DATA TO USE:
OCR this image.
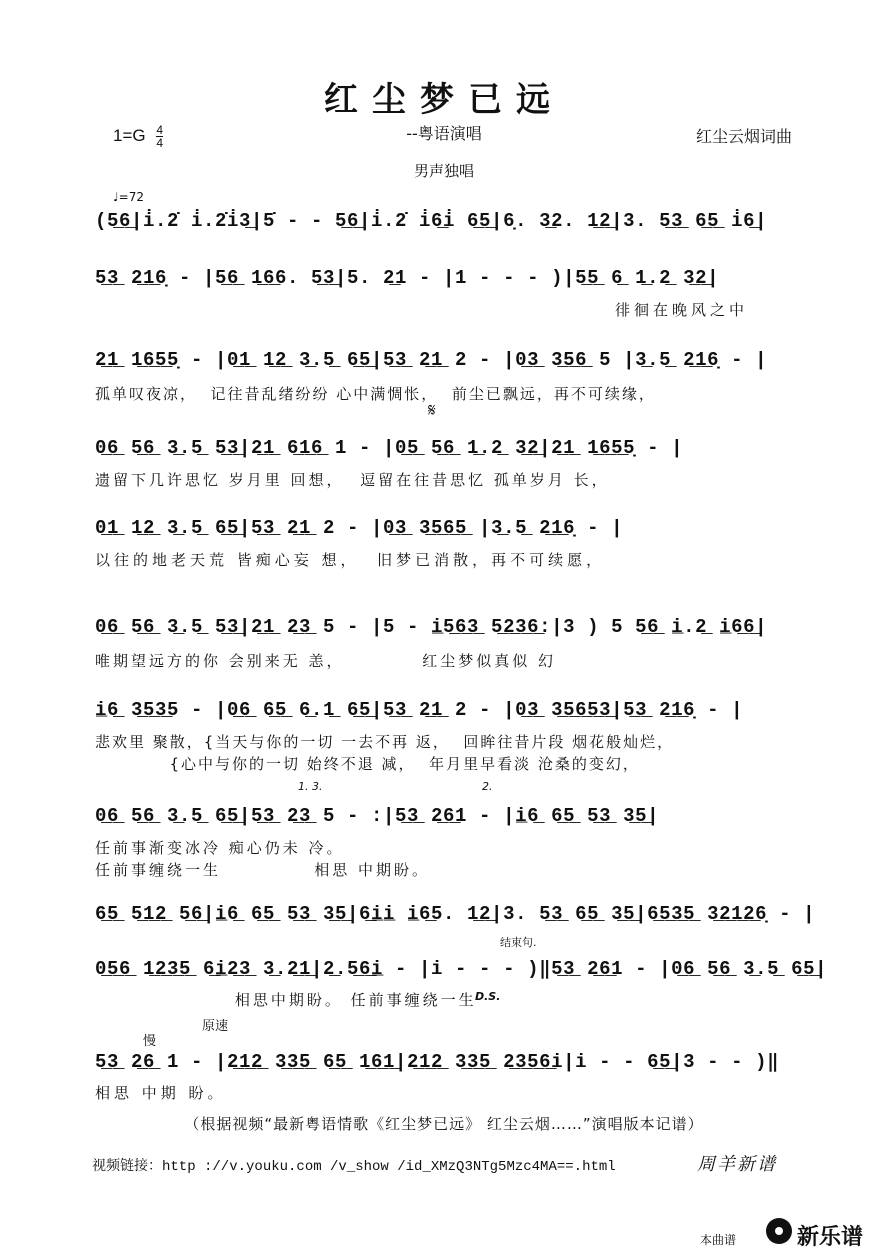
红尘梦已远
$1=G \frac{4}{4}$	--粤语演唱	红尘云烟词曲
男声独唱
♩=72
(5̲6̲|i̇.2̇ i̇.2̇i̇3̲|5̇ - - 5̲6̲|i̇.2̇ i̇6̲i̇ 6̲5̲|6̣. 3̲2. 1̲2̲|3. 5̲3̲ 6̲5̲ i̇6̲|
5̲3̲ 2̲1̲6̣ - |5̲6̲ 1̲6̲6. 5̲3̲|5. 2̲1 - |1 - - - )|5̲5̲ 6̲ 1̲.2̲ 3̲2̲|
徘徊在晚风之中
2̲1̲ 1̲6̲5̲5̣ - |0̲1̲ 1̲2̲ 3̲.5̲ 6̲5̲|5̲3̲ 2̲1̲ 2 - |0̲3̲ 3̲5̲6̲ 5 |3̲.5̲ 2̲1̲6̣ - |
孤单叹夜凉，  记往昔乱绪纷纷 心中满惆怅，  前尘已飘远，再不可续缘，
𝄋
0̲6̲ 5̲6̲ 3̲.5̲ 5̲3̲|2̲1̲ 6̲1̲6̲ 1 - |0̲5̲ 5̲6̲ 1̲.2̲ 3̲2̲|2̲1̲ 1̲6̲5̲5̣ - |
遗留下几许思忆 岁月里 回想，  逗留在往昔思忆 孤单岁月 长，
0̲1̲ 1̲2̲ 3̲.5̲ 6̲5̲|5̲3̲ 2̲1̲ 2 - |0̲3̲ 3̲5̲6̲5̲ |3̲.5̲ 2̲1̲6̣ - |
以往的地老天荒 皆痴心妄 想，  旧梦已消散，再不可续愿，
0̲6̲ 5̲6̲ 3̲.5̲ 5̲3̲|2̲1̲ 2̲3̲ 5 - |5 - i̲5̲6̲3̲ 5̲2̲3̲6̲:|3 ) 5 5̲6̲ i̲.2̲ i̲6̲6̲|
唯期望远方的你 会别来无 恙，          红尘梦似真似 幻
i̲6̲ 3̲5̲3̲5 - |0̲6̲ 6̲5̲ 6̲.1̲ 6̲5̲|5̲3̲ 2̲1̲ 2 - |0̲3̲ 3̲5̲6̲5̲3̲|5̲3̲ 2̲1̲6̣ - |
悲欢里 聚散，{当天与你的一切 一去不再 返，  回眸往昔片段 烟花般灿烂，
{心中与你的一切 始终不退 减，  年月里早看淡 沧桑的变幻，
1. 3.	2.
0̲6̲ 5̲6̲ 3̲.5̲ 6̲5̲|5̲3̲ 2̲3̲ 5 - :|5̲3̲ 2̲6̲1 - |i̲6̲ 6̲5̲ 5̲3̲ 3̲5̲|
任前事渐变冰冷 痴心仍未 冷。
任前事缠绕一生            相思 中期盼。
6̲5̲ 5̲1̲2̲ 5̲6̲|i̲6̲ 6̲5̲ 5̲3̲ 3̲5̲|6̲i̲i̲ i̲6̲5. 1̲2̲|3. 5̲3̲ 6̲5̲ 3̲5̲|6̲5̲3̲5̲ 3̲2̲1̲2̲6̣ - |
结束句.
0̲5̲6̲ 1̲2̲3̲5̲ 6̲i̲2̲3̲ 3̲.2̲1̲|2̲.5̲6̲i̲ - |i - - - )‖5̲3̲ 2̲6̲1 - |0̲6̲ 5̲6̲ 3̲.5̲ 6̲5̲|
相思中期盼。 任前事缠绕一生
D.S.
慢
原速
5̲3̲ 2̲6̲ 1 - |2̲1̲2̲ 3̲3̲5̲ 6̲5̲ 1̲6̲1̲|2̲1̲2̲ 3̲3̲5̲ 2̲3̲5̲6̲i|i - - 6̲5̲|3 - - )‖
相思 中期 盼。
（根据视频“最新粤语情歌《红尘梦已远》 红尘云烟……”演唱版本记谱）
视频链接：http ://v.youku.com /v_show /id_XMzQ3NTg5Mzc4MA==.html	周羊新谱
本曲谱	新乐谱
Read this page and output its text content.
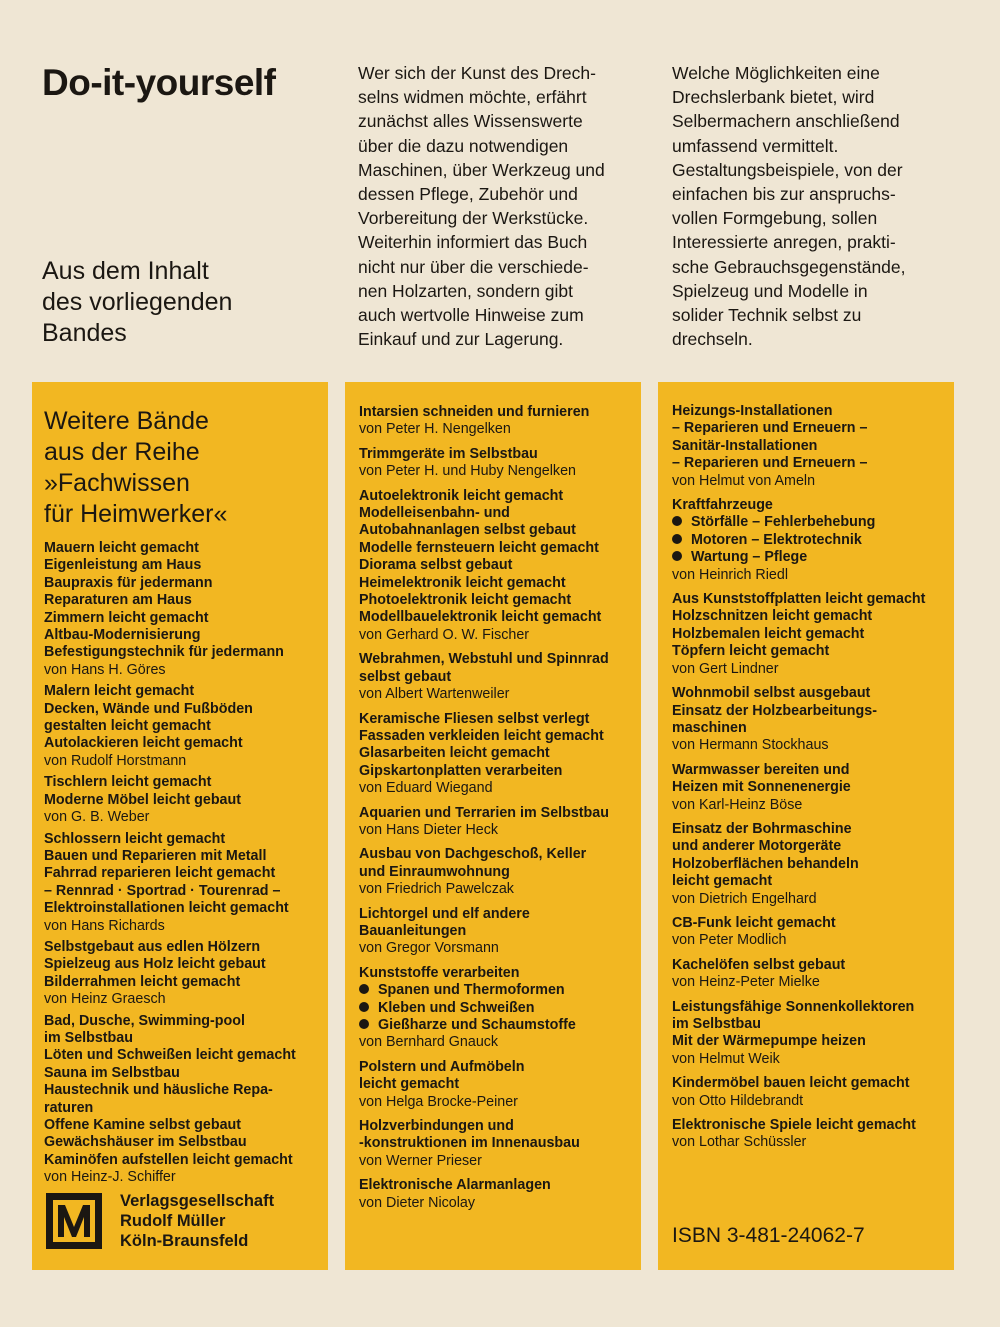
Do-it-yourself
Aus dem Inhalt
des vorliegenden
Bandes
Wer sich der Kunst des Drech-
selns widmen möchte, erfährt
zunächst alles Wissenswerte
über die dazu notwendigen
Maschinen, über Werkzeug und
dessen Pflege, Zubehör und
Vorbereitung der Werkstücke.
Weiterhin informiert das Buch
nicht nur über die verschiede-
nen Holzarten, sondern gibt
auch wertvolle Hinweise zum
Einkauf und zur Lagerung.
Welche Möglichkeiten eine
Drechslerbank bietet, wird
Selbermachern anschließend
umfassend vermittelt.
Gestaltungsbeispiele, von der
einfachen bis zur anspruchs-
vollen Formgebung, sollen
Interessierte anregen, prakti-
sche Gebrauchsgegenstände,
Spielzeug und Modelle in
solider Technik selbst zu
drechseln.
Weitere Bände
aus der Reihe
»Fachwissen
für Heimwerker«
Mauern leicht gemacht
Eigenleistung am Haus
Baupraxis für jedermann
Reparaturen am Haus
Zimmern leicht gemacht
Altbau-Modernisierung
Befestigungstechnik für jedermann
von Hans H. Göres
Malern leicht gemacht
Decken, Wände und Fußböden
gestalten leicht gemacht
Autolackieren leicht gemacht
von Rudolf Horstmann
Tischlern leicht gemacht
Moderne Möbel leicht gebaut
von G. B. Weber
Schlossern leicht gemacht
Bauen und Reparieren mit Metall
Fahrrad reparieren leicht gemacht
– Rennrad · Sportrad · Tourenrad –
Elektroinstallationen leicht gemacht
von Hans Richards
Selbstgebaut aus edlen Hölzern
Spielzeug aus Holz leicht gebaut
Bilderrahmen leicht gemacht
von Heinz Graesch
Bad, Dusche, Swimming-pool
im Selbstbau
Löten und Schweißen leicht gemacht
Sauna im Selbstbau
Haustechnik und häusliche Repa-
raturen
Offene Kamine selbst gebaut
Gewächshäuser im Selbstbau
Kaminöfen aufstellen leicht gemacht
von Heinz-J. Schiffer
Intarsien schneiden und furnieren
von Peter H. Nengelken
Trimmgeräte im Selbstbau
von Peter H. und Huby Nengelken
Autoelektronik leicht gemacht
Modelleisenbahn- und
Autobahnanlagen selbst gebaut
Modelle fernsteuern leicht gemacht
Diorama selbst gebaut
Heimelektronik leicht gemacht
Photoelektronik leicht gemacht
Modellbauelektronik leicht gemacht
von Gerhard O. W. Fischer
Webrahmen, Webstuhl und Spinnrad
selbst gebaut
von Albert Wartenweiler
Keramische Fliesen selbst verlegt
Fassaden verkleiden leicht gemacht
Glasarbeiten leicht gemacht
Gipskartonplatten verarbeiten
von Eduard Wiegand
Aquarien und Terrarien im Selbstbau
von Hans Dieter Heck
Ausbau von Dachgeschoß, Keller
und Einraumwohnung
von Friedrich Pawelczak
Lichtorgel und elf andere
Bauanleitungen
von Gregor Vorsmann
Kunststoffe verarbeiten
Spanen und Thermoformen
Kleben und Schweißen
Gießharze und Schaumstoffe
von Bernhard Gnauck
Polstern und Aufmöbeln
leicht gemacht
von Helga Brocke-Peiner
Holzverbindungen und
-konstruktionen im Innenausbau
von Werner Prieser
Elektronische Alarmanlagen
von Dieter Nicolay
Heizungs-Installationen
– Reparieren und Erneuern –
Sanitär-Installationen
– Reparieren und Erneuern –
von Helmut von Ameln
Kraftfahrzeuge
Störfälle – Fehlerbehebung
Motoren – Elektrotechnik
Wartung – Pflege
von Heinrich Riedl
Aus Kunststoffplatten leicht gemacht
Holzschnitzen leicht gemacht
Holzbemalen leicht gemacht
Töpfern leicht gemacht
von Gert Lindner
Wohnmobil selbst ausgebaut
Einsatz der Holzbearbeitungs-
maschinen
von Hermann Stockhaus
Warmwasser bereiten und
Heizen mit Sonnenenergie
von Karl-Heinz Böse
Einsatz der Bohrmaschine
und anderer Motorgeräte
Holzoberflächen behandeln
leicht gemacht
von Dietrich Engelhard
CB-Funk leicht gemacht
von Peter Modlich
Kachelöfen selbst gebaut
von Heinz-Peter Mielke
Leistungsfähige Sonnenkollektoren
im Selbstbau
Mit der Wärmepumpe heizen
von Helmut Weik
Kindermöbel bauen leicht gemacht
von Otto Hildebrandt
Elektronische Spiele leicht gemacht
von Lothar Schüssler
Verlagsgesellschaft
Rudolf Müller
Köln-Braunsfeld	ISBN 3-481-24062-7
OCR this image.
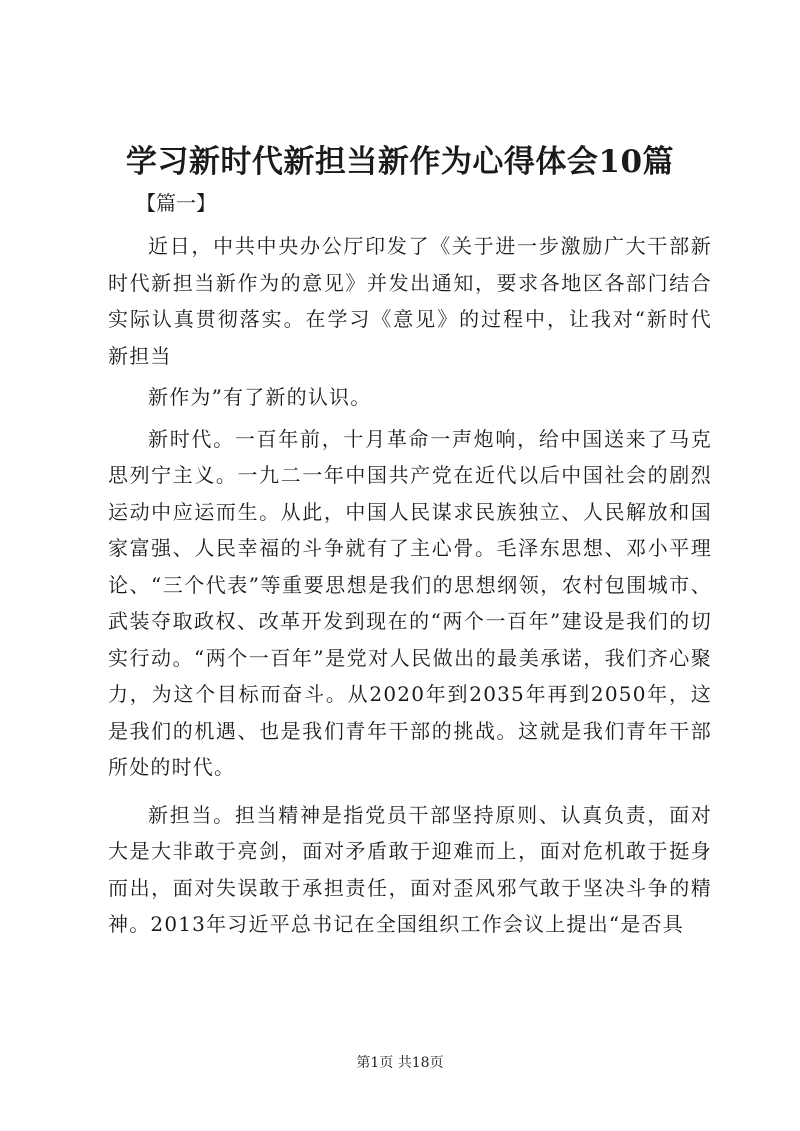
学习新时代新担当新作为心得体会10篇

【篇一】

近日，中共中央办公厅印发了《关于进一步激励广大干部新时代新担当新作为的意见》并发出通知，要求各地区各部门结合实际认真贯彻落实。在学习《意见》的过程中，让我对“新时代新担当

新作为”有了新的认识。

新时代。一百年前，十月革命一声炮响，给中国送来了马克思列宁主义。一九二一年中国共产党在近代以后中国社会的剧烈运动中应运而生。从此，中国人民谋求民族独立、人民解放和国家富强、人民幸福的斗争就有了主心骨。毛泽东思想、邓小平理论、“三个代表”等重要思想是我们的思想纲领，农村包围城市、武装夺取政权、改革开发到现在的“两个一百年”建设是我们的切实行动。“两个一百年”是党对人民做出的最美承诺，我们齐心聚力，为这个目标而奋斗。从2020年到2035年再到2050年，这是我们的机遇、也是我们青年干部的挑战。这就是我们青年干部所处的时代。

新担当。担当精神是指党员干部坚持原则、认真负责，面对大是大非敢于亮剑，面对矛盾敢于迎难而上，面对危机敢于挺身而出，面对失误敢于承担责任，面对歪风邪气敢于坚决斗争的精神。2013年习近平总书记在全国组织工作会议上提出“是否具

第1页 共18页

PROMPT:
Look above for every line with the word "Spielzeug" and copy it.

RIGHT ANSWER:
Spielzeug und Modelle in
Spielzeug aus Holz leicht gebaut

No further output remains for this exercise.